## Exercise goal
Write out the listing below in full and exactly, leaving out every picture.
## start Data shown
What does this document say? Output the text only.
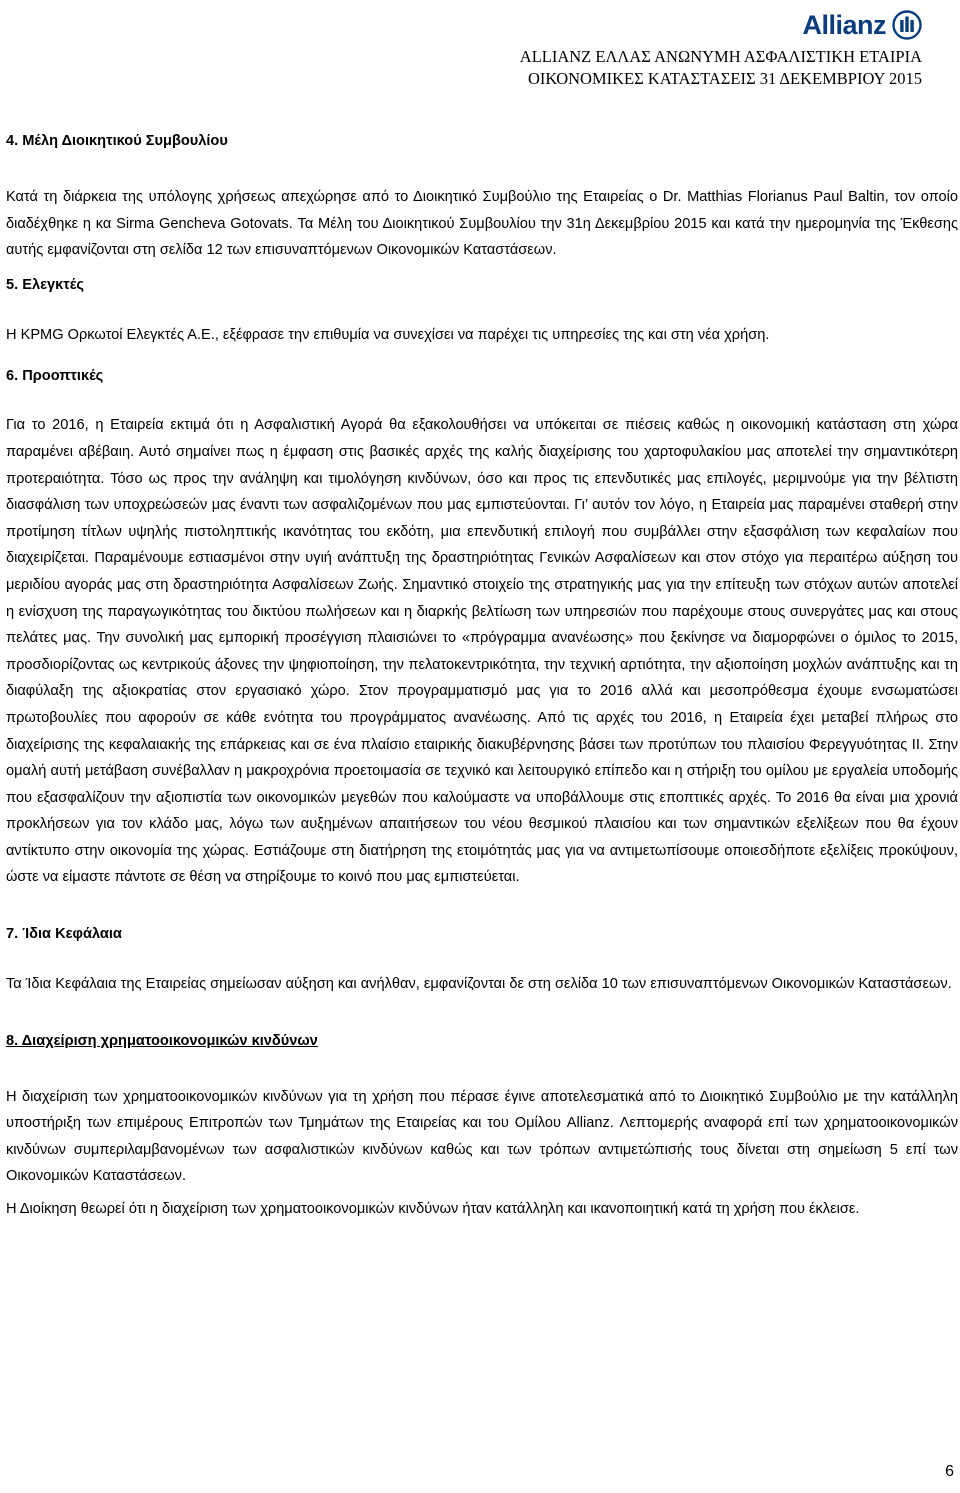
Allianz
ALLIANZ ΕΛΛΑΣ ΑΝΩΝΥΜΗ ΑΣΦΑΛΙΣΤΙΚΗ ΕΤΑΙΡΙΑ
ΟΙΚΟΝΟΜΙΚΕΣ ΚΑΤΑΣΤΑΣΕΙΣ 31 ΔΕΚΕΜΒΡΙΟΥ 2015

4. Μέλη Διοικητικού Συμβουλίου

Κατά τη διάρκεια της υπόλογης χρήσεως απεχώρησε από το Διοικητικό Συμβούλιο της Εταιρείας ο Dr. Matthias Florianus Paul Baltin, τον οποίο διαδέχθηκε η κα Sirma Gencheva Gotovats. Τα Μέλη του Διοικητικού Συμβουλίου την 31η Δεκεμβρίου 2015 και κατά την ημερομηνία της Έκθεσης αυτής εμφανίζονται στη σελίδα 12 των επισυναπτόμενων Οικονομικών Καταστάσεων.

5. Ελεγκτές

Η KPMG Ορκωτοί Ελεγκτές Α.Ε., εξέφρασε την επιθυμία να συνεχίσει να παρέχει τις υπηρεσίες της και στη νέα χρήση.

6. Προοπτικές

Για το 2016, η Εταιρεία εκτιμά ότι η Ασφαλιστική Αγορά θα εξακολουθήσει να υπόκειται σε πιέσεις καθώς η οικονομική κατάσταση στη χώρα παραμένει αβέβαιη. Αυτό σημαίνει πως η έμφαση στις βασικές αρχές της καλής διαχείρισης του χαρτοφυλακίου μας αποτελεί την σημαντικότερη προτεραιότητα. Τόσο ως προς την ανάληψη και τιμολόγηση κινδύνων, όσο και προς τις επενδυτικές μας επιλογές, μεριμνούμε για την βέλτιστη διασφάλιση των υποχρεώσεών μας έναντι των ασφαλιζομένων που μας εμπιστεύονται. Γι’ αυτόν τον λόγο, η Εταιρεία μας παραμένει σταθερή στην προτίμηση τίτλων υψηλής πιστοληπτικής ικανότητας του εκδότη, μια επενδυτική επιλογή που συμβάλλει στην εξασφάλιση των κεφαλαίων που διαχειρίζεται. Παραμένουμε εστιασμένοι στην υγιή ανάπτυξη της δραστηριότητας Γενικών Ασφαλίσεων και στον στόχο για περαιτέρω αύξηση του μεριδίου αγοράς μας στη δραστηριότητα Ασφαλίσεων Ζωής. Σημαντικό στοιχείο της στρατηγικής μας για την επίτευξη των στόχων αυτών αποτελεί η ενίσχυση της παραγωγικότητας του δικτύου πωλήσεων και η διαρκής βελτίωση των υπηρεσιών που παρέχουμε στους συνεργάτες μας και στους πελάτες μας. Την συνολική μας εμπορική προσέγγιση πλαισιώνει το «πρόγραμμα ανανέωσης» που ξεκίνησε να διαμορφώνει ο όμιλος το 2015, προσδιορίζοντας ως κεντρικούς άξονες την ψηφιοποίηση, την πελατοκεντρικότητα, την τεχνική αρτιότητα, την αξιοποίηση μοχλών ανάπτυξης και τη διαφύλαξη της αξιοκρατίας στον εργασιακό χώρο. Στον προγραμματισμό μας για το 2016 αλλά και μεσοπρόθεσμα έχουμε ενσωματώσει πρωτοβουλίες που αφορούν σε κάθε ενότητα του προγράμματος ανανέωσης. Από τις αρχές του 2016, η Εταιρεία έχει μεταβεί πλήρως στο διαχείρισης της κεφαλαιακής της επάρκειας και σε ένα πλαίσιο εταιρικής διακυβέρνησης βάσει των προτύπων του πλαισίου Φερεγγυότητας ΙΙ. Στην ομαλή αυτή μετάβαση συνέβαλλαν η μακροχρόνια προετοιμασία σε τεχνικό και λειτουργικό επίπεδο και η στήριξη του ομίλου με εργαλεία υποδομής που εξασφαλίζουν την αξιοπιστία των οικονομικών μεγεθών που καλούμαστε να υποβάλλουμε στις εποπτικές αρχές. Το 2016 θα είναι μια χρονιά προκλήσεων για τον κλάδο μας, λόγω των αυξημένων απαιτήσεων του νέου θεσμικού πλαισίου και των σημαντικών εξελίξεων που θα έχουν αντίκτυπο στην οικονομία της χώρας. Εστιάζουμε στη διατήρηση της ετοιμότητάς μας για να αντιμετωπίσουμε οποιεσδήποτε εξελίξεις προκύψουν, ώστε να είμαστε πάντοτε σε θέση να στηρίξουμε το κοινό που μας εμπιστεύεται.

7. Ίδια Κεφάλαια

Τα Ίδια Κεφάλαια της Εταιρείας σημείωσαν αύξηση και ανήλθαν, εμφανίζονται δε στη σελίδα 10 των επισυναπτόμενων Οικονομικών Καταστάσεων.

8. Διαχείριση χρηματοοικονομικών κινδύνων

Η διαχείριση των χρηματοοικονομικών κινδύνων για τη χρήση που πέρασε έγινε αποτελεσματικά από το Διοικητικό Συμβούλιο με την κατάλληλη υποστήριξη των επιμέρους Επιτροπών των Τμημάτων της Εταιρείας και του Ομίλου Allianz. Λεπτομερής αναφορά επί των χρηματοοικονομικών κινδύνων συμπεριλαμβανομένων των ασφαλιστικών κινδύνων καθώς και των τρόπων αντιμετώπισής τους δίνεται στη σημείωση 5 επί των Οικονομικών Καταστάσεων.

Η Διοίκηση θεωρεί ότι η διαχείριση των χρηματοοικονομικών κινδύνων ήταν κατάλληλη και ικανοποιητική κατά τη χρήση που έκλεισε.

6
## end Data shown
## Answer to the exercise
What does this document say? Output the text only.
Allianz
ALLIANZ ΕΛΛΑΣ ΑΝΩΝΥΜΗ ΑΣΦΑΛΙΣΤΙΚΗ ΕΤΑΙΡΙΑ
ΟΙΚΟΝΟΜΙΚΕΣ ΚΑΤΑΣΤΑΣΕΙΣ 31 ΔΕΚΕΜΒΡΙΟΥ 2015

4. Μέλη Διοικητικού Συμβουλίου

Κατά τη διάρκεια της υπόλογης χρήσεως απεχώρησε από το Διοικητικό Συμβούλιο της Εταιρείας ο Dr. Matthias Florianus Paul Baltin, τον οποίο διαδέχθηκε η κα Sirma Gencheva Gotovats. Τα Μέλη του Διοικητικού Συμβουλίου την 31η Δεκεμβρίου 2015 και κατά την ημερομηνία της Έκθεσης αυτής εμφανίζονται στη σελίδα 12 των επισυναπτόμενων Οικονομικών Καταστάσεων.

5. Ελεγκτές

Η KPMG Ορκωτοί Ελεγκτές Α.Ε., εξέφρασε την επιθυμία να συνεχίσει να παρέχει τις υπηρεσίες της και στη νέα χρήση.

6. Προοπτικές

Για το 2016, η Εταιρεία εκτιμά ότι η Ασφαλιστική Αγορά θα εξακολουθήσει να υπόκειται σε πιέσεις καθώς η οικονομική κατάσταση στη χώρα παραμένει αβέβαιη. Αυτό σημαίνει πως η έμφαση στις βασικές αρχές της καλής διαχείρισης του χαρτοφυλακίου μας αποτελεί την σημαντικότερη προτεραιότητα. Τόσο ως προς την ανάληψη και τιμολόγηση κινδύνων, όσο και προς τις επενδυτικές μας επιλογές, μεριμνούμε για την βέλτιστη διασφάλιση των υποχρεώσεών μας έναντι των ασφαλιζομένων που μας εμπιστεύονται. Γι’ αυτόν τον λόγο, η Εταιρεία μας παραμένει σταθερή στην προτίμηση τίτλων υψηλής πιστοληπτικής ικανότητας του εκδότη, μια επενδυτική επιλογή που συμβάλλει στην εξασφάλιση των κεφαλαίων που διαχειρίζεται. Παραμένουμε εστιασμένοι στην υγιή ανάπτυξη της δραστηριότητας Γενικών Ασφαλίσεων και στον στόχο για περαιτέρω αύξηση του μεριδίου αγοράς μας στη δραστηριότητα Ασφαλίσεων Ζωής. Σημαντικό στοιχείο της στρατηγικής μας για την επίτευξη των στόχων αυτών αποτελεί η ενίσχυση της παραγωγικότητας του δικτύου πωλήσεων και η διαρκής βελτίωση των υπηρεσιών που παρέχουμε στους συνεργάτες μας και στους πελάτες μας. Την συνολική μας εμπορική προσέγγιση πλαισιώνει το «πρόγραμμα ανανέωσης» που ξεκίνησε να διαμορφώνει ο όμιλος το 2015, προσδιορίζοντας ως κεντρικούς άξονες την ψηφιοποίηση, την πελατοκεντρικότητα, την τεχνική αρτιότητα, την αξιοποίηση μοχλών ανάπτυξης και τη διαφύλαξη της αξιοκρατίας στον εργασιακό χώρο. Στον προγραμματισμό μας για το 2016 αλλά και μεσοπρόθεσμα έχουμε ενσωματώσει πρωτοβουλίες που αφορούν σε κάθε ενότητα του προγράμματος ανανέωσης. Από τις αρχές του 2016, η Εταιρεία έχει μεταβεί πλήρως στο διαχείρισης της κεφαλαιακής της επάρκειας και σε ένα πλαίσιο εταιρικής διακυβέρνησης βάσει των προτύπων του πλαισίου Φερεγγυότητας ΙΙ. Στην ομαλή αυτή μετάβαση συνέβαλλαν η μακροχρόνια προετοιμασία σε τεχνικό και λειτουργικό επίπεδο και η στήριξη του ομίλου με εργαλεία υποδομής που εξασφαλίζουν την αξιοπιστία των οικονομικών μεγεθών που καλούμαστε να υποβάλλουμε στις εποπτικές αρχές. Το 2016 θα είναι μια χρονιά προκλήσεων για τον κλάδο μας, λόγω των αυξημένων απαιτήσεων του νέου θεσμικού πλαισίου και των σημαντικών εξελίξεων που θα έχουν αντίκτυπο στην οικονομία της χώρας. Εστιάζουμε στη διατήρηση της ετοιμότητάς μας για να αντιμετωπίσουμε οποιεσδήποτε εξελίξεις προκύψουν, ώστε να είμαστε πάντοτε σε θέση να στηρίξουμε το κοινό που μας εμπιστεύεται.

7. Ίδια Κεφάλαια

Τα Ίδια Κεφάλαια της Εταιρείας σημείωσαν αύξηση και ανήλθαν, εμφανίζονται δε στη σελίδα 10 των επισυναπτόμενων Οικονομικών Καταστάσεων.

8. Διαχείριση χρηματοοικονομικών κινδύνων

Η διαχείριση των χρηματοοικονομικών κινδύνων για τη χρήση που πέρασε έγινε αποτελεσματικά από το Διοικητικό Συμβούλιο με την κατάλληλη υποστήριξη των επιμέρους Επιτροπών των Τμημάτων της Εταιρείας και του Ομίλου Allianz. Λεπτομερής αναφορά επί των χρηματοοικονομικών κινδύνων συμπεριλαμβανομένων των ασφαλιστικών κινδύνων καθώς και των τρόπων αντιμετώπισής τους δίνεται στη σημείωση 5 επί των Οικονομικών Καταστάσεων.

Η Διοίκηση θεωρεί ότι η διαχείριση των χρηματοοικονομικών κινδύνων ήταν κατάλληλη και ικανοποιητική κατά τη χρήση που έκλεισε.

6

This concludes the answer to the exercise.